Stored entries:
—————

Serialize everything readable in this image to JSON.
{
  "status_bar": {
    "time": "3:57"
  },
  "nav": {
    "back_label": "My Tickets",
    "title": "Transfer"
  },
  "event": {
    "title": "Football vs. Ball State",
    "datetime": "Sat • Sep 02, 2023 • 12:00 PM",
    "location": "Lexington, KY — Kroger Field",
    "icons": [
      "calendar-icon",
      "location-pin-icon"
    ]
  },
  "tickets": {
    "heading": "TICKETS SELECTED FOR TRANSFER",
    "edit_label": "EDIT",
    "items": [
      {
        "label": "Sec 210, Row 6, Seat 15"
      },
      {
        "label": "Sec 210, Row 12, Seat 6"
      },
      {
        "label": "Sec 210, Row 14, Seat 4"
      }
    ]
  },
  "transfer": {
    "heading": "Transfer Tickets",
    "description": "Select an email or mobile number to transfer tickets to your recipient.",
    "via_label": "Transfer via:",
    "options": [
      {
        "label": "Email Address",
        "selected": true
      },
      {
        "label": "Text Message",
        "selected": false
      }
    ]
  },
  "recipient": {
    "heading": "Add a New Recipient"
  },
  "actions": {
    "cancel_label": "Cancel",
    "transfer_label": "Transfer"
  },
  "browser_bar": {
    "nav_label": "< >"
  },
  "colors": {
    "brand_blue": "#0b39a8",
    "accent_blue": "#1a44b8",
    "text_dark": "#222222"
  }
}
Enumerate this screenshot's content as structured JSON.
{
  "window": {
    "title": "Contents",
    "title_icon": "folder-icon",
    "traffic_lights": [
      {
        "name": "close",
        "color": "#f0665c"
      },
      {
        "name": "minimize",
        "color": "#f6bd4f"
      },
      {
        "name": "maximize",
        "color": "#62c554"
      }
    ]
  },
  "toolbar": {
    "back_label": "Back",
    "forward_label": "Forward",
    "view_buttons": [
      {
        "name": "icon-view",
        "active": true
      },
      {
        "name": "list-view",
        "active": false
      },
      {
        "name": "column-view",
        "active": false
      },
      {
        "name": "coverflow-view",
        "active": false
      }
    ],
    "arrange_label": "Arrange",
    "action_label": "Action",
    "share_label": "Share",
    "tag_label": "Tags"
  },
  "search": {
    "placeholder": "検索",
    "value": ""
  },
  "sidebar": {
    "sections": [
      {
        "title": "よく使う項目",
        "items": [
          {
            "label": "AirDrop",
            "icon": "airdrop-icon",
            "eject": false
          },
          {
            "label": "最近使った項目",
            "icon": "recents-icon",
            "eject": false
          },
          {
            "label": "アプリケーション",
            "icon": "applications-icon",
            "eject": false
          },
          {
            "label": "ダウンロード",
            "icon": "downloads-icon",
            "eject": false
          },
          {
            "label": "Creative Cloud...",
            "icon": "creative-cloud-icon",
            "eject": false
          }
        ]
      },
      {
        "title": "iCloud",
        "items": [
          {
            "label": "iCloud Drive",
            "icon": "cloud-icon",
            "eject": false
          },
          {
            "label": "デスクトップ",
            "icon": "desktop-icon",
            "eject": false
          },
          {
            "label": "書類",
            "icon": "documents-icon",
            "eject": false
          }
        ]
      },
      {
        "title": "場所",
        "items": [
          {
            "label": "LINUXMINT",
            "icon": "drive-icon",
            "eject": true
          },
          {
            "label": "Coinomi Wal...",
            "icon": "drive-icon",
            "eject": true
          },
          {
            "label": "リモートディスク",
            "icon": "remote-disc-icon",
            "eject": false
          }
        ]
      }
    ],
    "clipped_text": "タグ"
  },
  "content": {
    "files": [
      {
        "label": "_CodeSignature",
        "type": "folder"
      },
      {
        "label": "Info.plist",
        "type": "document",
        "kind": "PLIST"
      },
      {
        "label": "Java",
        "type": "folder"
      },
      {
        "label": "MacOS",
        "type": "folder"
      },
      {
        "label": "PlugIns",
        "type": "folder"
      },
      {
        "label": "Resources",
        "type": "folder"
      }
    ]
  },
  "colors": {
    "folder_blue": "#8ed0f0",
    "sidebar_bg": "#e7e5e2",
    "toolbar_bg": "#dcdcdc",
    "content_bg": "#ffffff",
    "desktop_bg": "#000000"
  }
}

—————

Requirement —
In the records above, find each line with the word "location" and copy it.

Right answer —
    "location": "Lexington, KY — Kroger Field",
      "location-pin-icon"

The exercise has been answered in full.